_Goal of the exercise_
In the passage on gender and aggression in BPD, rewrite the part starting with "When evaluating these" and going on through "interpreting the results.", replacing "ASPD" with "antisocial personality disorder".

Abbreviations: AQ: Aggression Questionnaire, BG-LHA: Brown-Goodwin Lifetime History of aggression, BDHI: Buss-Durkee Hostility Inventory, DIB-R: Diagnostic Interview for Borderlines- Revised, CTS2: Revised conflict tactics scale, DAPP-BQ: Dimensional Assessment of Personality Profile Basic questionnaire, IPDE: International Personality Disorders Examination, LHA: Life History of Aggression, MAPP: Multi-Source Assessment of Personality Pathology, m SCID-II: Structured Clinical Interview for DSM-IV Axis II Personality Disorders, OAS-M: modified Overt Aggression Scale SIDP-IV: Structured Interview for DSM-IV Personality.
Using the Brown-Goodwin Lifetime History to measure aggression in BPD patients, some [26,27] but not all [28] studies reported enhanced aggression in the male compared to female patients. Data from studies applying the Buss-Durkee Hostility Inventory are inconsistent: One study using this instrument [26] found more aggression in male than in female BPD patients, while another study did not [29]. No differences between male and female BPD patients were found in studies using the Buss and Perry Aggression Questionnaire [6], the Modified Overt Aggression Scale [29], and the Life History of Aggression [4, personal communication]. The Modified Overt Aggression Scale was also applied in a study by Silberschmidt and coworkers [30]. This study is remarkable for its large sample size particularly with regard to male subjects (559 female and 211 male BPD patients) [30]. However, despite adequate statistical power, no difference between male and female BPD patients emerged. Instead, this study revealed enhanced hostility of female compared to male patients. More recently, Scott and colleagues [31] performed a prospective study in a mixed clinical and community sample and used the Revised Conflict Tactics Scale as a measure for aggressiveness. They also demonstrated that the relationship between BPD traits and aggression was not influenced by gender. This is consistent to the findings of another longitudinal study in which no gender differences were found in a threefold aggression measurement consisting of arrest records, collateral informants, and patient self-reports [3].
When evaluating these results, the sample characteristics of the respective studies need to be taken into account: All of the patients in the study of New et al. [29] suffered from comorbid intermittent-explosive disorder. Additionally, roughly one third of the BPD patients in the cited studies (specifically: 26% in [27], 24.2% in [28], 31.5% in [6], 26% in [29], and 33% in [3]) fulfilled the criteria of ASPD. Although gender ratios in comorbid ASPD are not consistently reported, this high amount of comorbidities with other aggression-predisposing disorders limits the ability to draw BPD-specific conclusions and warrants caution when interpreting the results.
A considerable amount of research has analyzed the impact of BPD symptoms on intimate partner violence. Holtzworth-Munroe and Stuart [27,28], for instance, identified the so-called “borderline-dysphoric batterer”, characterized by moodiness, fear of abandonment, and insecure attachment patterns, which was related to intimate partner aggression by men against women. In a related vein, Tragesser and Benfield [34] demonstrated that the mate retention tactic of emotional manipulation (e.g., telling one’s partner that you are dependent on him or her, that you need him or her) – a tactic which predicted intimate partner aggression in previous research [34] – was positively associated with BPD traits among men but not among women.

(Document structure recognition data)
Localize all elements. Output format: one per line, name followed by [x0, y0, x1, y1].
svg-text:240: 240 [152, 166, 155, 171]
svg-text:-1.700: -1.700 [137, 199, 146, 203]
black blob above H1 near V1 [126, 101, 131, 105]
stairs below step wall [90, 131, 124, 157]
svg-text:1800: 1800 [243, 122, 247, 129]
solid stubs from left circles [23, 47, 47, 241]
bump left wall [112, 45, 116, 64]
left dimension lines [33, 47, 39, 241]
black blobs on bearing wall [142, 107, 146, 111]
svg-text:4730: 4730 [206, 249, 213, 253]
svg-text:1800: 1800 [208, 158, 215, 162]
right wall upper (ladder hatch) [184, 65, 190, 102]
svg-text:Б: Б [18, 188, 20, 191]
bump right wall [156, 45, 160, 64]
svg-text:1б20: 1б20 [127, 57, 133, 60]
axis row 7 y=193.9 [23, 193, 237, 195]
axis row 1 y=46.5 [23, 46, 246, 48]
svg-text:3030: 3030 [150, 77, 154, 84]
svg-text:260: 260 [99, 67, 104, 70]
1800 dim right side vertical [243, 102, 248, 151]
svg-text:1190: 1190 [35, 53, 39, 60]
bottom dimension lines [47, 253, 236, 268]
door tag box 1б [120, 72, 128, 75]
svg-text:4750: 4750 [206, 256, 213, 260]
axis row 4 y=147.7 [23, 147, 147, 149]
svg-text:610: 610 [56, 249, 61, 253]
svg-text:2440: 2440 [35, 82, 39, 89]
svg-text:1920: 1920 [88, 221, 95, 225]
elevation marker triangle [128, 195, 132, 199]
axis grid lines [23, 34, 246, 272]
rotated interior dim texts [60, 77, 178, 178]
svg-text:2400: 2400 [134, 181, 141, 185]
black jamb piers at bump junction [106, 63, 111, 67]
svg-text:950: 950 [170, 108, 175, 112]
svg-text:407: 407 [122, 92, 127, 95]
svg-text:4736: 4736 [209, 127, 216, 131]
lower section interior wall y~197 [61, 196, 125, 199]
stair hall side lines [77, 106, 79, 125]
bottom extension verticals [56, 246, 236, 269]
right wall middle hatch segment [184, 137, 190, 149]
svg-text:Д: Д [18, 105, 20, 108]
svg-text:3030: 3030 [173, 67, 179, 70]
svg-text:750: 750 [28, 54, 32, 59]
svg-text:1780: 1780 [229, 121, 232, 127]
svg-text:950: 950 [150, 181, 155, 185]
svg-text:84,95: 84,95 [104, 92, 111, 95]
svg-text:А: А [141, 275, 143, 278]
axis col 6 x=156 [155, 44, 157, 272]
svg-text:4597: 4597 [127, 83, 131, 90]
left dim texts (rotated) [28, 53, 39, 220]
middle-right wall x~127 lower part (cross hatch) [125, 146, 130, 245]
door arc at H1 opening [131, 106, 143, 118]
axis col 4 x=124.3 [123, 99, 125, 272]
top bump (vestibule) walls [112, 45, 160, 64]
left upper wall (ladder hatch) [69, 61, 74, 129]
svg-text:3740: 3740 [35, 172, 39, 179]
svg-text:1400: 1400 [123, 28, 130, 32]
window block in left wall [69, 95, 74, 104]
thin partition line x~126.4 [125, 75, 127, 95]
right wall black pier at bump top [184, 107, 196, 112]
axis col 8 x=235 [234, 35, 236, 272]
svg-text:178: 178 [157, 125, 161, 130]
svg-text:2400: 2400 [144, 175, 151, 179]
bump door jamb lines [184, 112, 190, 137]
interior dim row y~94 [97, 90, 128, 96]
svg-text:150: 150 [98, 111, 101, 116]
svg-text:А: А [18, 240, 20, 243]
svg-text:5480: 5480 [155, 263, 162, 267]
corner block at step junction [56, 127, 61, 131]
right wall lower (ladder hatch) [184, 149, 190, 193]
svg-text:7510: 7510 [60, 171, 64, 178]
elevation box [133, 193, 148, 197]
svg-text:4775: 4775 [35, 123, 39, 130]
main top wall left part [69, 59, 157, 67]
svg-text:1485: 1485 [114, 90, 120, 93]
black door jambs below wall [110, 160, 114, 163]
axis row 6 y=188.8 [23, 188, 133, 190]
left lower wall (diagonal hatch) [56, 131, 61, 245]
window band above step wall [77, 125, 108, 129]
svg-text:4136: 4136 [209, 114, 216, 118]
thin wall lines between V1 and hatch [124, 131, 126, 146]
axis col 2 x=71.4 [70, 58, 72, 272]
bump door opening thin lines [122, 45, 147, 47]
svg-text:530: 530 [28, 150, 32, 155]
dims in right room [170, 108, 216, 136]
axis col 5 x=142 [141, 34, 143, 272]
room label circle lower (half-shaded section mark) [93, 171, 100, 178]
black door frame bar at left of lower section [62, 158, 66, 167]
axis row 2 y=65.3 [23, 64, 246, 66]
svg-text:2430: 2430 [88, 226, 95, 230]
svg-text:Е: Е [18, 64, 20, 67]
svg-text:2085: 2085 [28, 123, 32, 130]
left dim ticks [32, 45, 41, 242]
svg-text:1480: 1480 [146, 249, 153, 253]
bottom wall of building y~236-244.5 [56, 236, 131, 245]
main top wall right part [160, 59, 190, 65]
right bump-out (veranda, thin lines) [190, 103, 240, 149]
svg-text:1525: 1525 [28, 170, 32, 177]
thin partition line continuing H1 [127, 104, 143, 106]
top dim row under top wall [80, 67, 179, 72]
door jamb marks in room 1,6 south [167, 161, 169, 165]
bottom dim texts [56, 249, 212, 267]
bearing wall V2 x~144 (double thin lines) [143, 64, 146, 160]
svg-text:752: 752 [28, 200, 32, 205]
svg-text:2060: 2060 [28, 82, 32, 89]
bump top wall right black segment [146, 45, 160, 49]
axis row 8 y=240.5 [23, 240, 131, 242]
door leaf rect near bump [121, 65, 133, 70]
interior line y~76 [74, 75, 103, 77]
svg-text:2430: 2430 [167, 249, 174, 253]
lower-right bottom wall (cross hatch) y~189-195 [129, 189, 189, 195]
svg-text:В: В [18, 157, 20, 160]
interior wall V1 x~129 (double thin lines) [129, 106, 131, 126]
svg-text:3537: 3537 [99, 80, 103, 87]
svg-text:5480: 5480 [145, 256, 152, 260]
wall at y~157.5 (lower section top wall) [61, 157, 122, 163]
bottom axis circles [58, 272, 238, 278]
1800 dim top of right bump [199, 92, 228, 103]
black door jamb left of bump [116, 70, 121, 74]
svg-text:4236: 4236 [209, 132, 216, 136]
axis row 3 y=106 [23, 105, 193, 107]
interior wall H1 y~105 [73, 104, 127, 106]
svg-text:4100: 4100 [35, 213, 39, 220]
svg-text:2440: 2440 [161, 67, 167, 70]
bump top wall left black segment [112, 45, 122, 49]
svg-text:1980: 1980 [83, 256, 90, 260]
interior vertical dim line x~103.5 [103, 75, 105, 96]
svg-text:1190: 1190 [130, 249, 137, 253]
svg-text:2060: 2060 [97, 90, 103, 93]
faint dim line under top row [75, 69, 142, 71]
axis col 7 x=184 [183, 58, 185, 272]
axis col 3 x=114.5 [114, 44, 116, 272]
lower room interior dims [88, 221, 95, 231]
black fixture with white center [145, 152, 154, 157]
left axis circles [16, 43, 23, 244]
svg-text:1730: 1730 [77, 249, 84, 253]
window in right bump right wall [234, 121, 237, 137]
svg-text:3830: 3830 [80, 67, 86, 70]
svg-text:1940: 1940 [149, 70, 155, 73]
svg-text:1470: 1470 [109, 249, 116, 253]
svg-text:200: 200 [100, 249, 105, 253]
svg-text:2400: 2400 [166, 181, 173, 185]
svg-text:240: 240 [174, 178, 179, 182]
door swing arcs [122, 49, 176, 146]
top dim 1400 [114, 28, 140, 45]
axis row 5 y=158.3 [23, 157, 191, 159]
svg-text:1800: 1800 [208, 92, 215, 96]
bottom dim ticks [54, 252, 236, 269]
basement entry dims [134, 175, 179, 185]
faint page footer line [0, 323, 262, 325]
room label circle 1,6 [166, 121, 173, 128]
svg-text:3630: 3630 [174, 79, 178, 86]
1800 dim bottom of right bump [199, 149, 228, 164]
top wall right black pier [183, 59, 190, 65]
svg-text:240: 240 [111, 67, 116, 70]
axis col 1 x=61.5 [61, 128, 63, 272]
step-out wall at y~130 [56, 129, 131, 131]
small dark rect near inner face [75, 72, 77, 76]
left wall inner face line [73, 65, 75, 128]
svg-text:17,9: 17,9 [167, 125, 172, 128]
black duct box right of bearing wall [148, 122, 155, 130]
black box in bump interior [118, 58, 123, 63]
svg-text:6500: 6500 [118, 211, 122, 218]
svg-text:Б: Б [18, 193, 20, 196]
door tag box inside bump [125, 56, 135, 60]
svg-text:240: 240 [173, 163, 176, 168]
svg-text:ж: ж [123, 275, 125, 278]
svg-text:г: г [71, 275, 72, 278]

_Exercise answer_
When evaluating these results, the sample characteristics of the respective studies need to be taken into account: All of the patients in the study of New et al. [29] suffered from comorbid intermittent-explosive disorder. Additionally, roughly one third of the BPD patients in the cited studies (specifically: 26% in [27], 24.2% in [28], 31.5% in [6], 26% in [29], and 33% in [3]) fulfilled the criteria of antisocial personality disorder. Although gender ratios in comorbid antisocial personality disorder are not consistently reported, this high amount of comorbidities with other aggression-predisposing disorders limits the ability to draw BPD-specific conclusions and warrants caution when interpreting the results.